GOAL: Go through the listing and return every line with "лицами" in it.

STORED ROWS:
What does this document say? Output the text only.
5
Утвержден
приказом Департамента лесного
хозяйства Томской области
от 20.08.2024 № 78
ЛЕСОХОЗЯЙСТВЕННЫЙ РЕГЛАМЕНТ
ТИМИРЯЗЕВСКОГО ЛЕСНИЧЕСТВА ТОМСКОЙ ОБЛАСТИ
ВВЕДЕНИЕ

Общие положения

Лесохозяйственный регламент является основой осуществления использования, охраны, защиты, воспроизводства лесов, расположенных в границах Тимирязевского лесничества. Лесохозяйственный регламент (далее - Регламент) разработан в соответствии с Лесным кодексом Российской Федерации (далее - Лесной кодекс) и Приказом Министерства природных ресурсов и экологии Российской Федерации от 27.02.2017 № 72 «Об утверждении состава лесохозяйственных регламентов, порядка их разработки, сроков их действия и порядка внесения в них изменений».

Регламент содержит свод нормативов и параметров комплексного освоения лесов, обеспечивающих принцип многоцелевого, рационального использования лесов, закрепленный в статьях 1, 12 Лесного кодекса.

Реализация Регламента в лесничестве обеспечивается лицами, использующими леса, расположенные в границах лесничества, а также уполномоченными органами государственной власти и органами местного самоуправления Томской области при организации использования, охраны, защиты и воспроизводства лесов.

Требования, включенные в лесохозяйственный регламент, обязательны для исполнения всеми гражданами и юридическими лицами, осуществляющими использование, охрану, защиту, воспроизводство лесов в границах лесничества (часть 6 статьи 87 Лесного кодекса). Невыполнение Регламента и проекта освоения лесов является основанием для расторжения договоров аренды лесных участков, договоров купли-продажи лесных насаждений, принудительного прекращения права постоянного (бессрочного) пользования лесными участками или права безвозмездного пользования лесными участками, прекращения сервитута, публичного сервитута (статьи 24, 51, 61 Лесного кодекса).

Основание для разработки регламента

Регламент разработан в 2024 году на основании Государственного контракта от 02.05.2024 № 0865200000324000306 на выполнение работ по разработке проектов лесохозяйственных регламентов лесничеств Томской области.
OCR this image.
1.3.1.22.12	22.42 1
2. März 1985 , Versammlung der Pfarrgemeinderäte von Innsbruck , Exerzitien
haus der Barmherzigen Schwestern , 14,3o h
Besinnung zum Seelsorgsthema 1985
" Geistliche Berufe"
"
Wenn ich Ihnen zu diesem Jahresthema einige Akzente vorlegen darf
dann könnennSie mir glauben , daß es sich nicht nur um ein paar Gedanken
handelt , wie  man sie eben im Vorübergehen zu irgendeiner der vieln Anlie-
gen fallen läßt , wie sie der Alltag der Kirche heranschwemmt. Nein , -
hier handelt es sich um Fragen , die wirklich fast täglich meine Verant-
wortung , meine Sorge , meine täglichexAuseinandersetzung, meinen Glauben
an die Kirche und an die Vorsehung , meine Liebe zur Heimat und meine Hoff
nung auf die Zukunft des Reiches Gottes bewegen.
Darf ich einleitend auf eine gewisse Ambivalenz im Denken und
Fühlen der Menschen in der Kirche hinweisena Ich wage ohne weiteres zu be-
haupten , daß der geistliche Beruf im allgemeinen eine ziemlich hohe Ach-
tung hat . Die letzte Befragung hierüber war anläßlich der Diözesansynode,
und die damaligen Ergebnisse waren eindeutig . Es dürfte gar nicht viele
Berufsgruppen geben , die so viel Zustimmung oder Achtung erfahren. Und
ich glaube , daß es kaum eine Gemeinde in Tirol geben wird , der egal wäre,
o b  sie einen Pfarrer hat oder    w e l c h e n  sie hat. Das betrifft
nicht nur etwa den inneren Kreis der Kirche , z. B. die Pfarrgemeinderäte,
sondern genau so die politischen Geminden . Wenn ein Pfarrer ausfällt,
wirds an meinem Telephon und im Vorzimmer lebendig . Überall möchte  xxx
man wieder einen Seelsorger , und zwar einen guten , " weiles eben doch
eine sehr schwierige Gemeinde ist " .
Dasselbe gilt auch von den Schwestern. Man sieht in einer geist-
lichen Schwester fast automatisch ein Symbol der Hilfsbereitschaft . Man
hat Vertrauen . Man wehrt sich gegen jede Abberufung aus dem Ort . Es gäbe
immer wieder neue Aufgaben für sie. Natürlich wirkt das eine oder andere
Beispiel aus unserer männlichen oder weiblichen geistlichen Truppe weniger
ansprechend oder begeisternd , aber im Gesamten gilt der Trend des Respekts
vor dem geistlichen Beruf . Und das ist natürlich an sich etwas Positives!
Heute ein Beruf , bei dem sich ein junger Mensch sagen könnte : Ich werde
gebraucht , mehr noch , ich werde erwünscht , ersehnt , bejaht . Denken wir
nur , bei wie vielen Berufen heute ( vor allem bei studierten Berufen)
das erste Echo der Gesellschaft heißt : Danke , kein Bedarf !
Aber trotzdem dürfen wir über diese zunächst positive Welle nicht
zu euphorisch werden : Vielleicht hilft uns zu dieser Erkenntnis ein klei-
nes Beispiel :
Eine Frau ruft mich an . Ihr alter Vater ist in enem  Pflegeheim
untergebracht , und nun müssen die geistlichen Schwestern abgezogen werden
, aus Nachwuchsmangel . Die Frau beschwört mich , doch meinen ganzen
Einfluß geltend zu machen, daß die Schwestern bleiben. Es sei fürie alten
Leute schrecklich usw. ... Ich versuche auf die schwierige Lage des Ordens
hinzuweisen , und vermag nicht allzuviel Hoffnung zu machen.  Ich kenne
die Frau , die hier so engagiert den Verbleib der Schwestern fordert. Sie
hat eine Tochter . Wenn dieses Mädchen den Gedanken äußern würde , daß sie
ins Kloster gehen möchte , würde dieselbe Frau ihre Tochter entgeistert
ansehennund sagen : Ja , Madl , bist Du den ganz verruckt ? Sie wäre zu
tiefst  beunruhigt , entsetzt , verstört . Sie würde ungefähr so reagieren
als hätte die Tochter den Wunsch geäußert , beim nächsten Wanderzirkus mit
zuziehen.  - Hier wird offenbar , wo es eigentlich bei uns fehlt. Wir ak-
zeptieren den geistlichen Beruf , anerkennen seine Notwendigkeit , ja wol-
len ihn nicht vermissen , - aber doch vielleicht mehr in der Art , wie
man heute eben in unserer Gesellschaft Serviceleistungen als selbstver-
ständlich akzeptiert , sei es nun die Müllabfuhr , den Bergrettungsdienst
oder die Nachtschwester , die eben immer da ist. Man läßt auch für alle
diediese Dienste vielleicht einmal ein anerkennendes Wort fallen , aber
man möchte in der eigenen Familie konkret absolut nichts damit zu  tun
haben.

TASK RESPONSE:
Реализация Регламента в лесничестве обеспечивается лицами, использующими леса, расположенные в границах лесничества, а также уполномоченными органами государственной власти и органами местного самоуправления Томской области при организации использования, охраны, защиты и воспроизводства лесов.
Требования, включенные в лесохозяйственный регламент, обязательны для исполнения всеми гражданами и юридическими лицами, осуществляющими использование, охрану, защиту, воспроизводство лесов в границах лесничества (часть 6 статьи 87 Лесного кодекса). Невыполнение Регламента и проекта освоения лесов является основанием для расторжения договоров аренды лесных участков, договоров купли-продажи лесных насаждений, принудительного прекращения права постоянного (бессрочного) пользования лесными участками или права безвозмездного пользования лесными участками, прекращения сервитута, публичного сервитута (статьи 24, 51, 61 Лесного кодекса).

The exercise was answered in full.